_EXERCISE DESCRIPTION:_ Write each line out exactly, leaving none out.

** start of DATA FOR THE TASK **

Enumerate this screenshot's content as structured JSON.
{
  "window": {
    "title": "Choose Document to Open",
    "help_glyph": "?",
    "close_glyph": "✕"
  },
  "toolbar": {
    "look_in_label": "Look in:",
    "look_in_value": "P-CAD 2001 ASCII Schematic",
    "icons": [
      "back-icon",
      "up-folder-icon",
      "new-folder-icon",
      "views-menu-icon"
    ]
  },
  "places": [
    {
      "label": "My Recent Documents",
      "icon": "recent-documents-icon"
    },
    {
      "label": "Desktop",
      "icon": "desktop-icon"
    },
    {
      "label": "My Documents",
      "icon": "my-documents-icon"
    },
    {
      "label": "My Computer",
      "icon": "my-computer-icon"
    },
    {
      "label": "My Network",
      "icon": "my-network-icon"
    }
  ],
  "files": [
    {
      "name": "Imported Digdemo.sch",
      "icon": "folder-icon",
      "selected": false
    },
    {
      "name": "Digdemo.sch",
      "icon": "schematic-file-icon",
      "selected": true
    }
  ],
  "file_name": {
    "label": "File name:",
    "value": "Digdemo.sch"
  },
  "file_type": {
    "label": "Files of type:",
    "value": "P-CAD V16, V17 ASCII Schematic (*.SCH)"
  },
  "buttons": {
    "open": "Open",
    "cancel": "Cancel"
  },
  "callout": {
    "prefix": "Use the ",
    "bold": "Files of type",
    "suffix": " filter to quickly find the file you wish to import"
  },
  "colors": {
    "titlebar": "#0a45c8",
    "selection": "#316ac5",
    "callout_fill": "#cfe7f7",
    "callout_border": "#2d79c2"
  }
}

** end of DATA FOR THE TASK **

_ANSWER TO THIS EXERCISE:_
Enumerate this screenshot's content as structured JSON.
{
  "window": {
    "title": "Choose Document to Open",
    "help_glyph": "?",
    "close_glyph": "✕"
  },
  "toolbar": {
    "look_in_label": "Look in:",
    "look_in_value": "P-CAD 2001 ASCII Schematic",
    "icons": [
      "back-icon",
      "up-folder-icon",
      "new-folder-icon",
      "views-menu-icon"
    ]
  },
  "places": [
    {
      "label": "My Recent Documents",
      "icon": "recent-documents-icon"
    },
    {
      "label": "Desktop",
      "icon": "desktop-icon"
    },
    {
      "label": "My Documents",
      "icon": "my-documents-icon"
    },
    {
      "label": "My Computer",
      "icon": "my-computer-icon"
    },
    {
      "label": "My Network",
      "icon": "my-network-icon"
    }
  ],
  "files": [
    {
      "name": "Imported Digdemo.sch",
      "icon": "folder-icon",
      "selected": false
    },
    {
      "name": "Digdemo.sch",
      "icon": "schematic-file-icon",
      "selected": true
    }
  ],
  "file_name": {
    "label": "File name:",
    "value": "Digdemo.sch"
  },
  "file_type": {
    "label": "Files of type:",
    "value": "P-CAD V16, V17 ASCII Schematic (*.SCH)"
  },
  "buttons": {
    "open": "Open",
    "cancel": "Cancel"
  },
  "callout": {
    "prefix": "Use the ",
    "bold": "Files of type",
    "suffix": " filter to quickly find the file you wish to import"
  },
  "colors": {
    "titlebar": "#0a45c8",
    "selection": "#316ac5",
    "callout_fill": "#cfe7f7",
    "callout_border": "#2d79c2"
  }
}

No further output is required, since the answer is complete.